**Required work**
Copy each line that contains the string "document".

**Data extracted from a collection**
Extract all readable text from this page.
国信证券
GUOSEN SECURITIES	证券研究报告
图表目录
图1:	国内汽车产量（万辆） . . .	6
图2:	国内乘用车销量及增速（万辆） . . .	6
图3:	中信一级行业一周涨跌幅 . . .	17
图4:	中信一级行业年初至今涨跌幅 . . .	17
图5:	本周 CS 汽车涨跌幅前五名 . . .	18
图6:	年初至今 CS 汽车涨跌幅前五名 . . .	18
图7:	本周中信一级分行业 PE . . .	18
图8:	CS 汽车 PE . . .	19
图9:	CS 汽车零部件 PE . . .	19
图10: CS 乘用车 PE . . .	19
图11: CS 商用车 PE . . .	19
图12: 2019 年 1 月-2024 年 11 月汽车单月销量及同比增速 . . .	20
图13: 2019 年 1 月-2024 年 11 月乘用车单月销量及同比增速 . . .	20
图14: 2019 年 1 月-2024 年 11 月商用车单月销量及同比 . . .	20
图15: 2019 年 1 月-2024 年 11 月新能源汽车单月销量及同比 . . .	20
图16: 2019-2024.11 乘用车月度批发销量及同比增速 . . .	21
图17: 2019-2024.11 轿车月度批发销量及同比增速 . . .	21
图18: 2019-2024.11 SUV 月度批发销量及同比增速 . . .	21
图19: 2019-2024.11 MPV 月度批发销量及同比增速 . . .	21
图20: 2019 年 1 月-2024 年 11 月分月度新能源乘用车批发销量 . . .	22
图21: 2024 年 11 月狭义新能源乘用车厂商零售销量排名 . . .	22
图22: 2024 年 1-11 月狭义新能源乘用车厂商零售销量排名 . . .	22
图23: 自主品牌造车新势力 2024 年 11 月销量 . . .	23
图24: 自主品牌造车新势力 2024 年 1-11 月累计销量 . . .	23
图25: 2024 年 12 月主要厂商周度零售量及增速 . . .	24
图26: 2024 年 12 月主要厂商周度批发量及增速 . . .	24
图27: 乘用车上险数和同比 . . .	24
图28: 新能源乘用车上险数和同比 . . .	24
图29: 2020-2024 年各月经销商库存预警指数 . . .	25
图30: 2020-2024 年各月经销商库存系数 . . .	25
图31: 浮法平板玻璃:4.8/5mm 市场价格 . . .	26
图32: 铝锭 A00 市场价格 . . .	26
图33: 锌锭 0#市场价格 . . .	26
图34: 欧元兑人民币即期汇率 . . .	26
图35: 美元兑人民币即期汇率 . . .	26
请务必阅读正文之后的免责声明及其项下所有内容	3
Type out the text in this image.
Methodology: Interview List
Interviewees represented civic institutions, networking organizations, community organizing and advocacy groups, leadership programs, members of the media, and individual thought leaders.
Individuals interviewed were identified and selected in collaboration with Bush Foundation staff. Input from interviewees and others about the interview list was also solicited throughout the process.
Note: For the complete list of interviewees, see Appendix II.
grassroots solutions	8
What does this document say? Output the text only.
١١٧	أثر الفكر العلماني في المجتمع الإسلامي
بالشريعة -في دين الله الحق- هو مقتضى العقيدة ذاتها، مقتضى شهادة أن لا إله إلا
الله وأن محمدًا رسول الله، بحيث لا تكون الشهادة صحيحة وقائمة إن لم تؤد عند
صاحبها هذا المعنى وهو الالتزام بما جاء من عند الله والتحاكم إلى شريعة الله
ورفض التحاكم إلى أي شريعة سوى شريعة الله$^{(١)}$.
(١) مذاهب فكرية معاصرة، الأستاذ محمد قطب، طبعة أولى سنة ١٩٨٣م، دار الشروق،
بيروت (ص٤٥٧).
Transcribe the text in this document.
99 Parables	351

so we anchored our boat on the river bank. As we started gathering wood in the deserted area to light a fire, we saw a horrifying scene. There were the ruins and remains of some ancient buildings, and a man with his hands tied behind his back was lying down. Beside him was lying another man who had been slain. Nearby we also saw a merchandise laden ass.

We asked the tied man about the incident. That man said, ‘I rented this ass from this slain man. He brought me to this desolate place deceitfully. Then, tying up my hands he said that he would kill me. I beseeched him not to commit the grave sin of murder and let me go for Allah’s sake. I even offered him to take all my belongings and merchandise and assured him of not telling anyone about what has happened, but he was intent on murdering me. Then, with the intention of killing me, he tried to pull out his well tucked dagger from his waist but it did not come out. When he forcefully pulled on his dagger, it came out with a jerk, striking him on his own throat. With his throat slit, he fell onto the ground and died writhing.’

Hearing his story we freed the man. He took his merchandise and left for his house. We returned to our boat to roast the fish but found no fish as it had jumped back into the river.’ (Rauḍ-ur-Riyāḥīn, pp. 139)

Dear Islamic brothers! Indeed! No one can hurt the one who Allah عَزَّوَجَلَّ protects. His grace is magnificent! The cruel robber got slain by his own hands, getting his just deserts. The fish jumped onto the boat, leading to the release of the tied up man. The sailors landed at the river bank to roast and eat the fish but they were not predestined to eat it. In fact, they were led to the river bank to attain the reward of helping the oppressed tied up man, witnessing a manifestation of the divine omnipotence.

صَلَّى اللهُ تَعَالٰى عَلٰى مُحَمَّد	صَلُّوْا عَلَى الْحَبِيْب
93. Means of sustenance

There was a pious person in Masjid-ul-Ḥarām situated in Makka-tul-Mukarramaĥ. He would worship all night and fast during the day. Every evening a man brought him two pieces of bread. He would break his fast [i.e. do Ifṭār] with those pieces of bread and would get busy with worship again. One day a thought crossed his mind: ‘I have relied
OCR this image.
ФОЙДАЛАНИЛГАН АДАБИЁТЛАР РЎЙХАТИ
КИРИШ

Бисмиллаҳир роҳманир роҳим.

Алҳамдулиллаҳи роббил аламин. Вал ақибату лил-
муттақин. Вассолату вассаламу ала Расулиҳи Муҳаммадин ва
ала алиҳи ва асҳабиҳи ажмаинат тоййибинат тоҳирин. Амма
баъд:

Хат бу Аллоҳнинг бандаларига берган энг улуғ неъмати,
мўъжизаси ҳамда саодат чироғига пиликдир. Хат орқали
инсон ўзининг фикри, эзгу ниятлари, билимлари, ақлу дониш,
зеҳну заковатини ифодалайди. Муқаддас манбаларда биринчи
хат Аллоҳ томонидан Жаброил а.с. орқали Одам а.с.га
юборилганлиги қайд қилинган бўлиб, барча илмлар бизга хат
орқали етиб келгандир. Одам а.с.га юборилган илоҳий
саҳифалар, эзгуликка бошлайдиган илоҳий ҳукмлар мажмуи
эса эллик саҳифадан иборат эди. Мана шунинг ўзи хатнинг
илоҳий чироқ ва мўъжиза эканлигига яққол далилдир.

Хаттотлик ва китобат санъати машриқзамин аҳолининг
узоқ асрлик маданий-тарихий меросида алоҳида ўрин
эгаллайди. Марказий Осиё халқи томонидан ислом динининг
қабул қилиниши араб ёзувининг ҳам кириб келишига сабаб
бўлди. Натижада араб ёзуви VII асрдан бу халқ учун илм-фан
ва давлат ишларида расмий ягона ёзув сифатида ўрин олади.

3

**Response to this exercise**
What does this document say? Output the text only.
Transcribe the text in this document.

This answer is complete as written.